→ **EXERCISE AIM**:
Reproduce every line of the records below verbatim, omitting the pictures from your answer.

→ **INFORMATION PROVIDED**:
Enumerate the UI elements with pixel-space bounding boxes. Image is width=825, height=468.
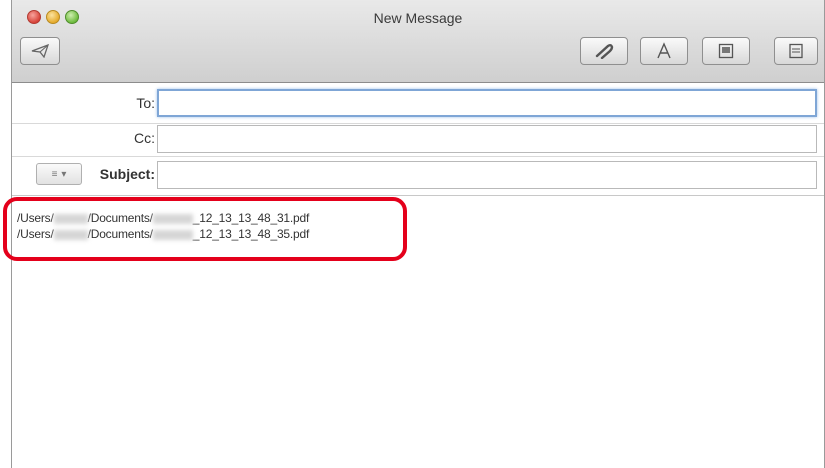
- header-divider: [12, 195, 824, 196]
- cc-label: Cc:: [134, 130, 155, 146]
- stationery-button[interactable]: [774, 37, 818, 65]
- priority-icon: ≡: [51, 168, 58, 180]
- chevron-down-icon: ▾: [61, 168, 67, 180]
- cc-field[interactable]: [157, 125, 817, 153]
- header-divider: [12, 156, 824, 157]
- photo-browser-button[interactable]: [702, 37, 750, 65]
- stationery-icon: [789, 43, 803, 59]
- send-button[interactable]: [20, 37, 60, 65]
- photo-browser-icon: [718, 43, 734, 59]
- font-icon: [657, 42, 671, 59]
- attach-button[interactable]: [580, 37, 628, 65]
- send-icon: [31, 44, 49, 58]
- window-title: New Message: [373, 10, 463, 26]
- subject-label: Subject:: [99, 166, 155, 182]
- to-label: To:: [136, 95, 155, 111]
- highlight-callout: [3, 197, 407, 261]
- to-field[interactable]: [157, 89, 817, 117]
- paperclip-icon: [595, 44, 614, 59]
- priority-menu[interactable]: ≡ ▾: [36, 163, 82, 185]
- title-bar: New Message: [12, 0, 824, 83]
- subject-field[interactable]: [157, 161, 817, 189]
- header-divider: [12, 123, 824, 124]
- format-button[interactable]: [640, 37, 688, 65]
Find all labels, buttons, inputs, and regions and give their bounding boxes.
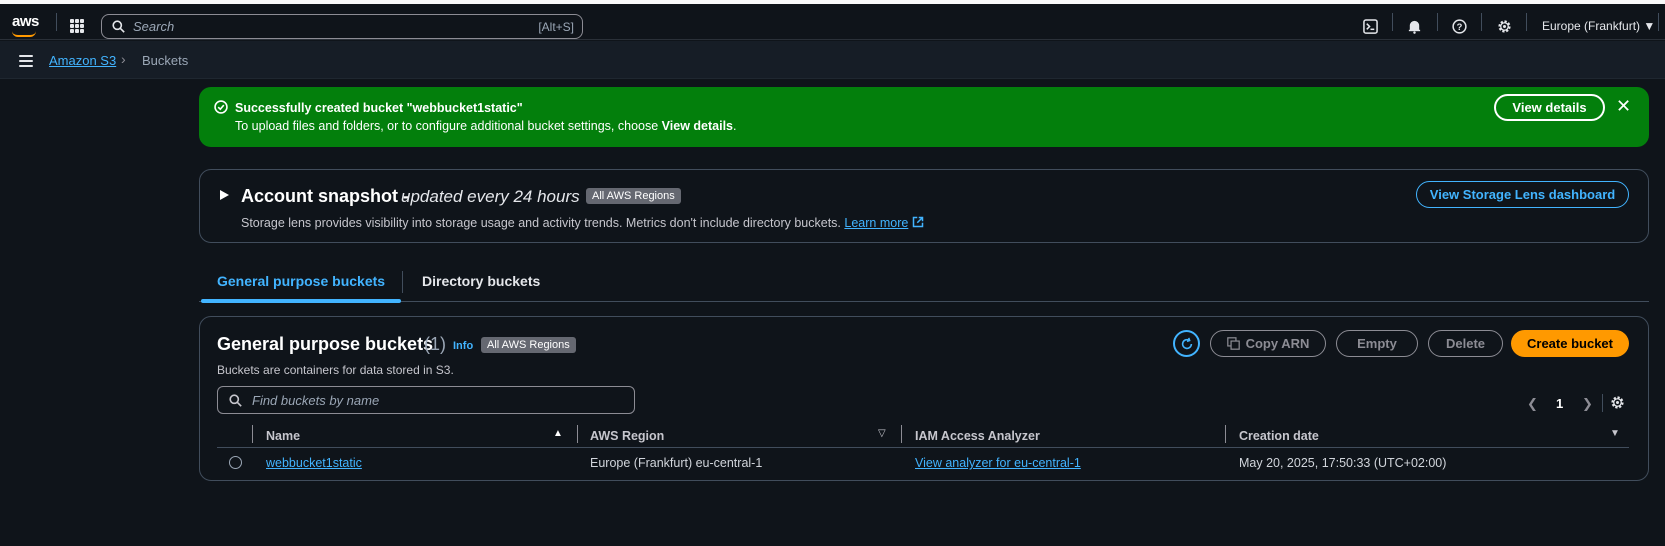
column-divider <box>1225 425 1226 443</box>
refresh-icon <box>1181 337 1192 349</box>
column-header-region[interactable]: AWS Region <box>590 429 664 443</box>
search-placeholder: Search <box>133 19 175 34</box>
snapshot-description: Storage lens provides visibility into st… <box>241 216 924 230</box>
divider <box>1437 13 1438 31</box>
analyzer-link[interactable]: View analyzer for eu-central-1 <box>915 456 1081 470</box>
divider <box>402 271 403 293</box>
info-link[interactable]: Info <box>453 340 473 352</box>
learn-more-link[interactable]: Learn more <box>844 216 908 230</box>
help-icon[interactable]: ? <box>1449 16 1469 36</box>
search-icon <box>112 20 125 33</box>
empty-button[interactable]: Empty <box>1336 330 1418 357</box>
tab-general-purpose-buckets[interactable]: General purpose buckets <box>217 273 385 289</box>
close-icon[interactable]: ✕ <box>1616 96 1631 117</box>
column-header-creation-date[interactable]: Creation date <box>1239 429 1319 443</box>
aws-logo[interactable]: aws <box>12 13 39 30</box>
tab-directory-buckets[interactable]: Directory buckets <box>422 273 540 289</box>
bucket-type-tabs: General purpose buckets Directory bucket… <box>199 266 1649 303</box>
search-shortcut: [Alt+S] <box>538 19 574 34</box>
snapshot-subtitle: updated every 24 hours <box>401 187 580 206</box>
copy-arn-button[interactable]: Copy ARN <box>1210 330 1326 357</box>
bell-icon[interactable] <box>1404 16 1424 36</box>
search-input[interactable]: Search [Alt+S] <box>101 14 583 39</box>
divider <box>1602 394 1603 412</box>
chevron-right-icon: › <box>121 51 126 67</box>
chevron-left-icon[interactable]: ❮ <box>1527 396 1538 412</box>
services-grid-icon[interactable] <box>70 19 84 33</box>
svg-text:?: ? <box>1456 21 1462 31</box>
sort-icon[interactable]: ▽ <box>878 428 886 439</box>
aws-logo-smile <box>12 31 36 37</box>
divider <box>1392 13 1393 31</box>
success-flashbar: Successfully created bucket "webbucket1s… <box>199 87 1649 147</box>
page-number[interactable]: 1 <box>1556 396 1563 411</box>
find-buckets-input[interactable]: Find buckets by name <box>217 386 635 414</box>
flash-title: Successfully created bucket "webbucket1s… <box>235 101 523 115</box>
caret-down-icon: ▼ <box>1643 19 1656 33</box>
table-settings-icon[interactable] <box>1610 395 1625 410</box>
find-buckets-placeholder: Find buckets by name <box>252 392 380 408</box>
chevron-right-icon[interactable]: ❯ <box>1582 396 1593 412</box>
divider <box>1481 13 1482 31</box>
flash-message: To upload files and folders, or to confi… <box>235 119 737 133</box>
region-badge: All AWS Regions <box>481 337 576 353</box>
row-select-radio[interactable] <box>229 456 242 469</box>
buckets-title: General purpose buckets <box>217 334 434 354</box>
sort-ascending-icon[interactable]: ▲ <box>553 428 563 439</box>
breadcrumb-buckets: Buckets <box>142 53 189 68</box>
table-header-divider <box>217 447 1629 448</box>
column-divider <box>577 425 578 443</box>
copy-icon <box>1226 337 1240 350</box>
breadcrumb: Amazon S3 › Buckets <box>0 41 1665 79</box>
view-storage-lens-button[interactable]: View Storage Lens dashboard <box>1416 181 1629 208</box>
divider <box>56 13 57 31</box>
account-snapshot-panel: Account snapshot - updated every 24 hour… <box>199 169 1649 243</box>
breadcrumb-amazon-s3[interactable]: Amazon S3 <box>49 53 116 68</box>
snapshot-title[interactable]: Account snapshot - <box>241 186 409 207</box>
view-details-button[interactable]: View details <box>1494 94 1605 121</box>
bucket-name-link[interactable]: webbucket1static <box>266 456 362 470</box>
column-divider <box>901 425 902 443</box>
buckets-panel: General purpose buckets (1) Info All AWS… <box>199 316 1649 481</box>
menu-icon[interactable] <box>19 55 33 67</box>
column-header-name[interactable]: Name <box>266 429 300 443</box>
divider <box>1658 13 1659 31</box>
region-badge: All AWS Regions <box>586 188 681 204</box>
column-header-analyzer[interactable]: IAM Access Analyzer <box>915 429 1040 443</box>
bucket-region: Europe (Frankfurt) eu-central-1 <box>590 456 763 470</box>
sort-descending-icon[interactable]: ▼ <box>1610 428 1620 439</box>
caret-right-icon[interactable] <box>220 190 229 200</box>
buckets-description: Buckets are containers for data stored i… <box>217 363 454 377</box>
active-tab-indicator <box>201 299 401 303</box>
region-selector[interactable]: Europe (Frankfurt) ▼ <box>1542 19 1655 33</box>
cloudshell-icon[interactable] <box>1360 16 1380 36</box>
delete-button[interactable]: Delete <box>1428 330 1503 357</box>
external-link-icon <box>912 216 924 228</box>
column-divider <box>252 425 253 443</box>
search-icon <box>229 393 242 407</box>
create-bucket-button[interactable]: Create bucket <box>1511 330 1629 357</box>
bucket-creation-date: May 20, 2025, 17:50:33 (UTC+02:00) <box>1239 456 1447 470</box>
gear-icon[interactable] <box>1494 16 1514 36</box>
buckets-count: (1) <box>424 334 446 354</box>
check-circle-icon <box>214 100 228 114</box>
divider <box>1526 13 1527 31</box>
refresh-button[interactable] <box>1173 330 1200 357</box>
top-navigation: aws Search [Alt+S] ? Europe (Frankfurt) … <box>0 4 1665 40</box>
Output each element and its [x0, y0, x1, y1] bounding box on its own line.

→ **EXERCISE RESPONSE**:
Enumerate the UI elements with pixel-space bounding boxes. Image is width=825, height=468.
- header-divider: [12, 195, 824, 196]
- cc-label: Cc:: [134, 130, 155, 146]
- stationery-button[interactable]: [774, 37, 818, 65]
- priority-icon: ≡: [51, 168, 58, 180]
- chevron-down-icon: ▾: [61, 168, 67, 180]
- cc-field[interactable]: [157, 125, 817, 153]
- header-divider: [12, 156, 824, 157]
- photo-browser-button[interactable]: [702, 37, 750, 65]
- stationery-icon: [789, 43, 803, 59]
- send-button[interactable]: [20, 37, 60, 65]
- photo-browser-icon: [718, 43, 734, 59]
- font-icon: [657, 42, 671, 59]
- attach-button[interactable]: [580, 37, 628, 65]
- send-icon: [31, 44, 49, 58]
- window-title: New Message: [373, 10, 463, 26]
- subject-label: Subject:: [99, 166, 155, 182]
- to-label: To:: [136, 95, 155, 111]
- highlight-callout: [3, 197, 407, 261]
- to-field[interactable]: [157, 89, 817, 117]
- paperclip-icon: [595, 44, 614, 59]
- priority-menu[interactable]: ≡ ▾: [36, 163, 82, 185]
- title-bar: New Message: [12, 0, 824, 83]
- subject-field[interactable]: [157, 161, 817, 189]
- header-divider: [12, 123, 824, 124]
- format-button[interactable]: [640, 37, 688, 65]
Find all labels, buttons, inputs, and regions and give their bounding boxes.
column-divider <box>1225 425 1226 443</box>
refresh-icon <box>1181 337 1192 349</box>
column-header-region[interactable]: AWS Region <box>590 429 664 443</box>
search-placeholder: Search <box>133 19 175 34</box>
snapshot-description: Storage lens provides visibility into st… <box>241 216 924 230</box>
divider <box>1437 13 1438 31</box>
analyzer-link[interactable]: View analyzer for eu-central-1 <box>915 456 1081 470</box>
divider <box>402 271 403 293</box>
info-link[interactable]: Info <box>453 340 473 352</box>
learn-more-link[interactable]: Learn more <box>844 216 908 230</box>
help-icon[interactable]: ? <box>1449 16 1469 36</box>
search-icon <box>112 20 125 33</box>
empty-button[interactable]: Empty <box>1336 330 1418 357</box>
tab-general-purpose-buckets[interactable]: General purpose buckets <box>217 273 385 289</box>
close-icon[interactable]: ✕ <box>1616 96 1631 117</box>
column-header-creation-date[interactable]: Creation date <box>1239 429 1319 443</box>
aws-logo[interactable]: aws <box>12 13 39 30</box>
tab-directory-buckets[interactable]: Directory buckets <box>422 273 540 289</box>
bucket-type-tabs: General purpose buckets Directory bucket… <box>199 266 1649 303</box>
search-shortcut: [Alt+S] <box>538 19 574 34</box>
snapshot-subtitle: updated every 24 hours <box>401 187 580 206</box>
copy-arn-button[interactable]: Copy ARN <box>1210 330 1326 357</box>
bell-icon[interactable] <box>1404 16 1424 36</box>
search-input[interactable]: Search [Alt+S] <box>101 14 583 39</box>
divider <box>1602 394 1603 412</box>
chevron-right-icon: › <box>121 51 126 67</box>
chevron-left-icon[interactable]: ❮ <box>1527 396 1538 412</box>
services-grid-icon[interactable] <box>70 19 84 33</box>
svg-text:?: ? <box>1456 21 1462 31</box>
sort-icon[interactable]: ▽ <box>878 428 886 439</box>
aws-logo-smile <box>12 31 36 37</box>
divider <box>1392 13 1393 31</box>
success-flashbar: Successfully created bucket "webbucket1s… <box>199 87 1649 147</box>
page-number[interactable]: 1 <box>1556 396 1563 411</box>
find-buckets-input[interactable]: Find buckets by name <box>217 386 635 414</box>
flash-title: Successfully created bucket "webbucket1s… <box>235 101 523 115</box>
caret-down-icon: ▼ <box>1643 19 1656 33</box>
table-settings-icon[interactable] <box>1610 395 1625 410</box>
find-buckets-placeholder: Find buckets by name <box>252 392 380 408</box>
chevron-right-icon[interactable]: ❯ <box>1582 396 1593 412</box>
divider <box>1481 13 1482 31</box>
flash-message: To upload files and folders, or to confi… <box>235 119 737 133</box>
region-badge: All AWS Regions <box>481 337 576 353</box>
row-select-radio[interactable] <box>229 456 242 469</box>
buckets-title: General purpose buckets <box>217 334 434 354</box>
sort-ascending-icon[interactable]: ▲ <box>553 428 563 439</box>
breadcrumb-buckets: Buckets <box>142 53 189 68</box>
table-header-divider <box>217 447 1629 448</box>
column-divider <box>577 425 578 443</box>
copy-icon <box>1226 337 1240 350</box>
breadcrumb: Amazon S3 › Buckets <box>0 41 1665 79</box>
view-storage-lens-button[interactable]: View Storage Lens dashboard <box>1416 181 1629 208</box>
divider <box>56 13 57 31</box>
account-snapshot-panel: Account snapshot - updated every 24 hour… <box>199 169 1649 243</box>
breadcrumb-amazon-s3[interactable]: Amazon S3 <box>49 53 116 68</box>
snapshot-title[interactable]: Account snapshot - <box>241 186 409 207</box>
view-details-button[interactable]: View details <box>1494 94 1605 121</box>
bucket-name-link[interactable]: webbucket1static <box>266 456 362 470</box>
column-divider <box>901 425 902 443</box>
buckets-panel: General purpose buckets (1) Info All AWS… <box>199 316 1649 481</box>
menu-icon[interactable] <box>19 55 33 67</box>
column-header-name[interactable]: Name <box>266 429 300 443</box>
divider <box>1658 13 1659 31</box>
region-badge: All AWS Regions <box>586 188 681 204</box>
column-header-analyzer[interactable]: IAM Access Analyzer <box>915 429 1040 443</box>
bucket-region: Europe (Frankfurt) eu-central-1 <box>590 456 763 470</box>
sort-descending-icon[interactable]: ▼ <box>1610 428 1620 439</box>
caret-right-icon[interactable] <box>220 190 229 200</box>
buckets-description: Buckets are containers for data stored i… <box>217 363 454 377</box>
active-tab-indicator <box>201 299 401 303</box>
region-selector[interactable]: Europe (Frankfurt) ▼ <box>1542 19 1655 33</box>
cloudshell-icon[interactable] <box>1360 16 1380 36</box>
delete-button[interactable]: Delete <box>1428 330 1503 357</box>
external-link-icon <box>912 216 924 228</box>
column-divider <box>252 425 253 443</box>
search-icon <box>229 393 242 407</box>
create-bucket-button[interactable]: Create bucket <box>1511 330 1629 357</box>
bucket-creation-date: May 20, 2025, 17:50:33 (UTC+02:00) <box>1239 456 1447 470</box>
gear-icon[interactable] <box>1494 16 1514 36</box>
buckets-count: (1) <box>424 334 446 354</box>
check-circle-icon <box>214 100 228 114</box>
divider <box>1526 13 1527 31</box>
refresh-button[interactable] <box>1173 330 1200 357</box>
top-navigation: aws Search [Alt+S] ? Europe (Frankfurt) … <box>0 4 1665 40</box>
Output each element and its [x0, y0, x1, y1] bounding box on its own line.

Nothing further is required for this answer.